■ YOUR INSTRUCTIONS
Copy every line of the listing exactly.

■ EXERCISE INPUT
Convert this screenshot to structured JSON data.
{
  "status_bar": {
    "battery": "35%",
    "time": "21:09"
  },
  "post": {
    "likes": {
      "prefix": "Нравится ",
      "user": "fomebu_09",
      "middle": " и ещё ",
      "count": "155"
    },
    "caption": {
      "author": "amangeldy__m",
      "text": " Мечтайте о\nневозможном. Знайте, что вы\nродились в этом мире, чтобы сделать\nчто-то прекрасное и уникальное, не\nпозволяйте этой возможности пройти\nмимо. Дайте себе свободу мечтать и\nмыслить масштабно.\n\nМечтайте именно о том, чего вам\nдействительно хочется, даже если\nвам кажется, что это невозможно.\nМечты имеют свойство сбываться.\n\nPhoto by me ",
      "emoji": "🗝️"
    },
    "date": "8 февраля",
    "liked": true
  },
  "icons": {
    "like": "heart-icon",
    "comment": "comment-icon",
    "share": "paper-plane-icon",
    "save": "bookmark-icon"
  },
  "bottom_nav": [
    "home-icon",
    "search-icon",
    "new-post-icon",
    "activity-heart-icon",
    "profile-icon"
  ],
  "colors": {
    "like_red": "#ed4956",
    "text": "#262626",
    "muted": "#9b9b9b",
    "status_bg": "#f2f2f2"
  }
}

■ EXERCISE SOLUTION
Convert this screenshot to structured JSON data.
{
  "status_bar": {
    "battery": "35%",
    "time": "21:09"
  },
  "post": {
    "likes": {
      "prefix": "Нравится ",
      "user": "fomebu_09",
      "middle": " и ещё ",
      "count": "155"
    },
    "caption": {
      "author": "amangeldy__m",
      "text": " Мечтайте о\nневозможном. Знайте, что вы\nродились в этом мире, чтобы сделать\nчто-то прекрасное и уникальное, не\nпозволяйте этой возможности пройти\nмимо. Дайте себе свободу мечтать и\nмыслить масштабно.\n\nМечтайте именно о том, чего вам\nдействительно хочется, даже если\nвам кажется, что это невозможно.\nМечты имеют свойство сбываться.\n\nPhoto by me ",
      "emoji": "🗝️"
    },
    "date": "8 февраля",
    "liked": true
  },
  "icons": {
    "like": "heart-icon",
    "comment": "comment-icon",
    "share": "paper-plane-icon",
    "save": "bookmark-icon"
  },
  "bottom_nav": [
    "home-icon",
    "search-icon",
    "new-post-icon",
    "activity-heart-icon",
    "profile-icon"
  ],
  "colors": {
    "like_red": "#ed4956",
    "text": "#262626",
    "muted": "#9b9b9b",
    "status_bg": "#f2f2f2"
  }
}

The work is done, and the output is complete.